-- TASK INPUT start --
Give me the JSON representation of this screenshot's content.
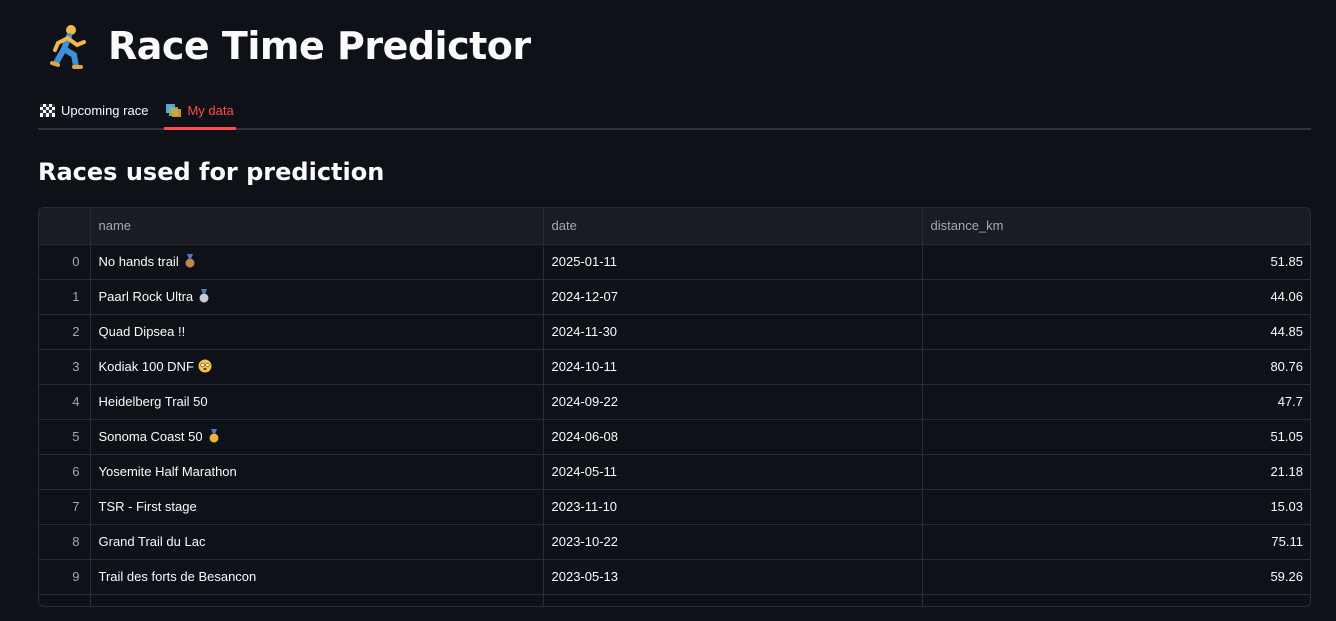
{
  "title": "Race Time Predictor",
  "title_icon": "runner-icon",
  "tabs": [
    {
      "label": "Upcoming race",
      "icon": "checkered-flag-icon",
      "active": false
    },
    {
      "label": "My data",
      "icon": "bar-chart-icon",
      "active": true
    }
  ],
  "subheader": "Races used for prediction",
  "table": {
    "columns": [
      "name",
      "date",
      "distance_km"
    ],
    "rows": [
      {
        "index": "0",
        "name": "No hands trail",
        "badge": "bronze-medal-icon",
        "date": "2025-01-11",
        "distance_km": "51.85"
      },
      {
        "index": "1",
        "name": "Paarl Rock Ultra",
        "badge": "silver-medal-icon",
        "date": "2024-12-07",
        "distance_km": "44.06"
      },
      {
        "index": "2",
        "name": "Quad Dipsea !!",
        "badge": "",
        "date": "2024-11-30",
        "distance_km": "44.85"
      },
      {
        "index": "3",
        "name": "Kodiak 100 DNF",
        "badge": "dizzy-face-icon",
        "date": "2024-10-11",
        "distance_km": "80.76"
      },
      {
        "index": "4",
        "name": "Heidelberg Trail 50",
        "badge": "",
        "date": "2024-09-22",
        "distance_km": "47.7"
      },
      {
        "index": "5",
        "name": "Sonoma Coast 50",
        "badge": "gold-medal-icon",
        "date": "2024-06-08",
        "distance_km": "51.05"
      },
      {
        "index": "6",
        "name": "Yosemite Half Marathon",
        "badge": "",
        "date": "2024-05-11",
        "distance_km": "21.18"
      },
      {
        "index": "7",
        "name": "TSR - First stage",
        "badge": "",
        "date": "2023-11-10",
        "distance_km": "15.03"
      },
      {
        "index": "8",
        "name": "Grand Trail du Lac",
        "badge": "",
        "date": "2023-10-22",
        "distance_km": "75.11"
      },
      {
        "index": "9",
        "name": "Trail des forts de Besancon",
        "badge": "",
        "date": "2023-05-13",
        "distance_km": "59.26"
      }
    ]
  },
  "colors": {
    "background": "#0e1117",
    "accent": "#ff4b4b",
    "header_bg": "#1a1c24",
    "border": "#2a2c36"
  }
}
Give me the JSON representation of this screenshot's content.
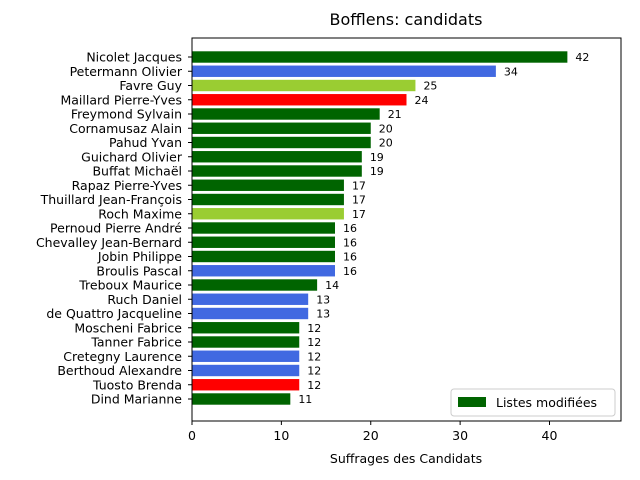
-- TASK INPUT end --
• _TASK DETAILS_:
Do not include the images; transcribe the rest of the listing exactly.

• _FULL OUTPUT_:
Give me the JSON representation of this screenshot's content.
{
  "title": "Race Time Predictor",
  "title_icon": "runner-icon",
  "tabs": [
    {
      "label": "Upcoming race",
      "icon": "checkered-flag-icon",
      "active": false
    },
    {
      "label": "My data",
      "icon": "bar-chart-icon",
      "active": true
    }
  ],
  "subheader": "Races used for prediction",
  "table": {
    "columns": [
      "name",
      "date",
      "distance_km"
    ],
    "rows": [
      {
        "index": "0",
        "name": "No hands trail",
        "badge": "bronze-medal-icon",
        "date": "2025-01-11",
        "distance_km": "51.85"
      },
      {
        "index": "1",
        "name": "Paarl Rock Ultra",
        "badge": "silver-medal-icon",
        "date": "2024-12-07",
        "distance_km": "44.06"
      },
      {
        "index": "2",
        "name": "Quad Dipsea !!",
        "badge": "",
        "date": "2024-11-30",
        "distance_km": "44.85"
      },
      {
        "index": "3",
        "name": "Kodiak 100 DNF",
        "badge": "dizzy-face-icon",
        "date": "2024-10-11",
        "distance_km": "80.76"
      },
      {
        "index": "4",
        "name": "Heidelberg Trail 50",
        "badge": "",
        "date": "2024-09-22",
        "distance_km": "47.7"
      },
      {
        "index": "5",
        "name": "Sonoma Coast 50",
        "badge": "gold-medal-icon",
        "date": "2024-06-08",
        "distance_km": "51.05"
      },
      {
        "index": "6",
        "name": "Yosemite Half Marathon",
        "badge": "",
        "date": "2024-05-11",
        "distance_km": "21.18"
      },
      {
        "index": "7",
        "name": "TSR - First stage",
        "badge": "",
        "date": "2023-11-10",
        "distance_km": "15.03"
      },
      {
        "index": "8",
        "name": "Grand Trail du Lac",
        "badge": "",
        "date": "2023-10-22",
        "distance_km": "75.11"
      },
      {
        "index": "9",
        "name": "Trail des forts de Besancon",
        "badge": "",
        "date": "2023-05-13",
        "distance_km": "59.26"
      }
    ]
  },
  "colors": {
    "background": "#0e1117",
    "accent": "#ff4b4b",
    "header_bg": "#1a1c24",
    "border": "#2a2c36"
  }
}
Give me the JSON representation of this screenshot's content.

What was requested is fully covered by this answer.